WHAT YOU WILL DO: Assemble all lines in which the string "cumilative" appears.

Rows from a dataset:
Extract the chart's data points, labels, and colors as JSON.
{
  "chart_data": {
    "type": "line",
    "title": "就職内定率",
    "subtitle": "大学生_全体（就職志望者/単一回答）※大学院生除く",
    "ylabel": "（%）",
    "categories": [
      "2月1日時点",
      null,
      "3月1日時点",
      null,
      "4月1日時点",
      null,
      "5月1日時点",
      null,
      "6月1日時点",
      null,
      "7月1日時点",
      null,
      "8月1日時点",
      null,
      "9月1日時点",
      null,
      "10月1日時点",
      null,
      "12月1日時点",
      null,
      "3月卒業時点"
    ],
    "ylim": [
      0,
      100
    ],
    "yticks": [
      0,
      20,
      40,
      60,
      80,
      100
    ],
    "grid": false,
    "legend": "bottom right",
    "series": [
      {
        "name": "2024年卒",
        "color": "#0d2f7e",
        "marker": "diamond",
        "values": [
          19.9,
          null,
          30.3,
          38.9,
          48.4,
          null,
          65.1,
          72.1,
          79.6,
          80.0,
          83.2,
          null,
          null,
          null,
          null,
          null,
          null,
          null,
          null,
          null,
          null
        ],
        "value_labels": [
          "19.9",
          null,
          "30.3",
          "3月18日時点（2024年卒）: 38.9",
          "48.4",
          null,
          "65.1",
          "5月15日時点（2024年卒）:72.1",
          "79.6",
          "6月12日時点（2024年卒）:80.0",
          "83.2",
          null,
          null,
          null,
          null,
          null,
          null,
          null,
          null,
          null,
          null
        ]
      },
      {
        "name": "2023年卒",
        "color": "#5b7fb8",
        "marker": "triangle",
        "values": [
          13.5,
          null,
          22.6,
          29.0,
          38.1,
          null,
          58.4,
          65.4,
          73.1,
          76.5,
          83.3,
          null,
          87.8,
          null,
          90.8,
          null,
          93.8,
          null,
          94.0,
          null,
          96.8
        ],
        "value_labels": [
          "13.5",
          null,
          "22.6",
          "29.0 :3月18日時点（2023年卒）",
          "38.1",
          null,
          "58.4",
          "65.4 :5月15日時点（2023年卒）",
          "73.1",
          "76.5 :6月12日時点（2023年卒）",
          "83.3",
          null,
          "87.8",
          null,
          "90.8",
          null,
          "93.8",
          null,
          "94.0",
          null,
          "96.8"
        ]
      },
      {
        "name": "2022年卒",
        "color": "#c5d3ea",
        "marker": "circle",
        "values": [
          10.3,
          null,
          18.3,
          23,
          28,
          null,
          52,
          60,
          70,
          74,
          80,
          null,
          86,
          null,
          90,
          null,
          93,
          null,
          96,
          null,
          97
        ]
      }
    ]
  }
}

...

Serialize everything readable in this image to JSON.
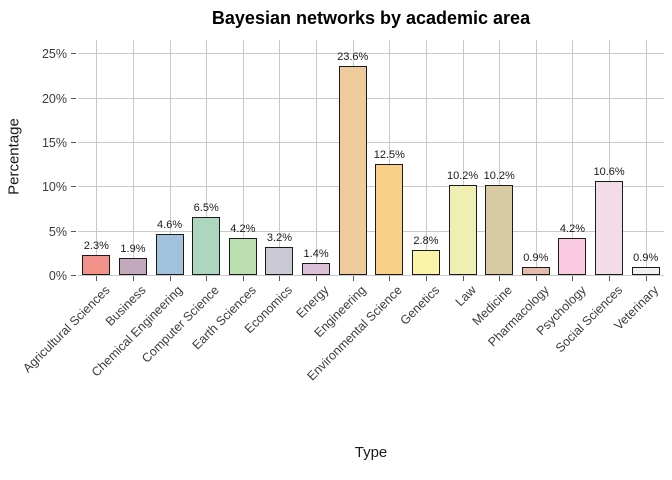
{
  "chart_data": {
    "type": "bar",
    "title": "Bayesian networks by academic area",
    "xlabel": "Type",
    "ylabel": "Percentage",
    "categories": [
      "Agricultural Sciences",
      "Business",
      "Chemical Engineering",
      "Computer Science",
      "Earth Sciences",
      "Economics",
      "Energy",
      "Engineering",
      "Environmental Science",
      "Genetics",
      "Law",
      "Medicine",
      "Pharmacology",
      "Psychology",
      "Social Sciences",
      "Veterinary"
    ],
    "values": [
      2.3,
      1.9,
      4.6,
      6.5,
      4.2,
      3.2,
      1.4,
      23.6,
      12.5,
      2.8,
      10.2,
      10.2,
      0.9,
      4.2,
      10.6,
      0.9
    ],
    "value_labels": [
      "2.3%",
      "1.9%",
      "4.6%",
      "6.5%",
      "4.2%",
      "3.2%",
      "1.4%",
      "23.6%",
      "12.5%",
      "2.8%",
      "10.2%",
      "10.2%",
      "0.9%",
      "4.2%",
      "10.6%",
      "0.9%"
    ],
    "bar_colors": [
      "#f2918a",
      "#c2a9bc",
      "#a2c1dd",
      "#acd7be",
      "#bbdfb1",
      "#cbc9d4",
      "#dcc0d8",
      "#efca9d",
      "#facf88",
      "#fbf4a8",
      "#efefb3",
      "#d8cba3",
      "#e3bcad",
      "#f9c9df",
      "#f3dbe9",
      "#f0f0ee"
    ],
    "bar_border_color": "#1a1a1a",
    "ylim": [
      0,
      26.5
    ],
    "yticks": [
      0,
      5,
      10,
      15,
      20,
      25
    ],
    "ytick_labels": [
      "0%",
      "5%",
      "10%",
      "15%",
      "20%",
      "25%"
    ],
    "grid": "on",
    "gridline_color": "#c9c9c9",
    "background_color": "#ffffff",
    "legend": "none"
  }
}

---

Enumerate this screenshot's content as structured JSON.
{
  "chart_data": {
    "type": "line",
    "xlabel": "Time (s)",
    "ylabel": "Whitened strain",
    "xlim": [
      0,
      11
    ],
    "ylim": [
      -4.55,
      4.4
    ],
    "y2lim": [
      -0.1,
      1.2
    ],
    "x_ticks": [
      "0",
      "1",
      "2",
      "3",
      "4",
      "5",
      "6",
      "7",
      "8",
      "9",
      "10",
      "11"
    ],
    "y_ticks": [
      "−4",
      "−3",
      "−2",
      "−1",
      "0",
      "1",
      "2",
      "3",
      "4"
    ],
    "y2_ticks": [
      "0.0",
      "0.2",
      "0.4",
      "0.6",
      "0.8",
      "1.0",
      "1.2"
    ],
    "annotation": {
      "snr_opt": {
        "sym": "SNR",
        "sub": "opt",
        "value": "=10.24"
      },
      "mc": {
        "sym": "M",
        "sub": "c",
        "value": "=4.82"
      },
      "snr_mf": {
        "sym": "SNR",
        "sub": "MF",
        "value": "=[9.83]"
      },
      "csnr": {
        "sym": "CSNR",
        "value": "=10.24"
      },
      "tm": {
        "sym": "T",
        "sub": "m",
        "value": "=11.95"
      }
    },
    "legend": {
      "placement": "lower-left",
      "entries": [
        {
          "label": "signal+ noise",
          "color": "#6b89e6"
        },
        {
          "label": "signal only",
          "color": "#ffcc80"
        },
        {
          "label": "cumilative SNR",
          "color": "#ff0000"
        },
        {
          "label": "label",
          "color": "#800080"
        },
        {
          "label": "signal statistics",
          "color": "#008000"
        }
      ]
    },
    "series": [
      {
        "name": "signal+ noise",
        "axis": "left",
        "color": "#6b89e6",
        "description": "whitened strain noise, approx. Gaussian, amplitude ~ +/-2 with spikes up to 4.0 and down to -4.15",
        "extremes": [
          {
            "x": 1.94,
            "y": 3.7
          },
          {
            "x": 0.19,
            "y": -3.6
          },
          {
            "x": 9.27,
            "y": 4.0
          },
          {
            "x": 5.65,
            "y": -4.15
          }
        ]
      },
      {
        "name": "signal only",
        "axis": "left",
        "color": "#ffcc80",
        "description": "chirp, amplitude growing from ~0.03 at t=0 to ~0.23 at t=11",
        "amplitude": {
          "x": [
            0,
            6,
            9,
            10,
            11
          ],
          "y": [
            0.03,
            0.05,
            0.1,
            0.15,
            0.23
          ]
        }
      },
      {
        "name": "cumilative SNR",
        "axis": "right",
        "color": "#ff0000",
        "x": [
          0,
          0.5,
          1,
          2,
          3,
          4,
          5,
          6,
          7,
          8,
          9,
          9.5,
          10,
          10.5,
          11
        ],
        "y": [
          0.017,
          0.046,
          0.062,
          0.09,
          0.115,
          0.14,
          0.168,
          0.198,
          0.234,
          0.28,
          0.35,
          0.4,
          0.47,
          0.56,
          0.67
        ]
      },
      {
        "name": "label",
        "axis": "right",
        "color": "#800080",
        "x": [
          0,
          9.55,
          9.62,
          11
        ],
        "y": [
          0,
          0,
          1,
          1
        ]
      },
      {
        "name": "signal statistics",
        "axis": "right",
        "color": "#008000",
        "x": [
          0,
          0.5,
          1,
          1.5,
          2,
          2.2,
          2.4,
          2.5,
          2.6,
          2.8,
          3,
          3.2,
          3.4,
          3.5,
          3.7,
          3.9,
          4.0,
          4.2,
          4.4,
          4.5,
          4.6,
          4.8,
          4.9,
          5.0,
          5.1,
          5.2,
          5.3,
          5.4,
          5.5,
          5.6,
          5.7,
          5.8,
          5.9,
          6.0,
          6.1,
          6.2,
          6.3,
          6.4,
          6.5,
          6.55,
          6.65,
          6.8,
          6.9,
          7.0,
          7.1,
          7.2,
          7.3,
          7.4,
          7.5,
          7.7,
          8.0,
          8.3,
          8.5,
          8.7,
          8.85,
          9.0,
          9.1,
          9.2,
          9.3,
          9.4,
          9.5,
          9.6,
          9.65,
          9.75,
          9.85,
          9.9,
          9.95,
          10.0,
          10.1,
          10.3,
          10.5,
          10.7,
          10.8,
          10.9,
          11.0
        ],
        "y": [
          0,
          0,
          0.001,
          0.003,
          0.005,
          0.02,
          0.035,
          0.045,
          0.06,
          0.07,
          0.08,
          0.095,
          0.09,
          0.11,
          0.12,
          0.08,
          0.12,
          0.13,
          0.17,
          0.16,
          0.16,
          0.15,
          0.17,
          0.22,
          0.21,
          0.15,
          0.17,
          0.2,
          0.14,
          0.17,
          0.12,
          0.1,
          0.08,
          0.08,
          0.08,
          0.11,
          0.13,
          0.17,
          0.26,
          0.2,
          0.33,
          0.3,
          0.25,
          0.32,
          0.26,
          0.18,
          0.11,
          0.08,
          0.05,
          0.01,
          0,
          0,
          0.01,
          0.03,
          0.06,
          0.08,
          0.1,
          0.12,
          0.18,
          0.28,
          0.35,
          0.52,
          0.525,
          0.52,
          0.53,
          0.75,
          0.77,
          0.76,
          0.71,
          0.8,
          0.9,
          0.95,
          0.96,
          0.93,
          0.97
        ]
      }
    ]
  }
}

RESULT OF THIS TASK:
          "label": "cumilative SNR",
        "name": "cumilative SNR",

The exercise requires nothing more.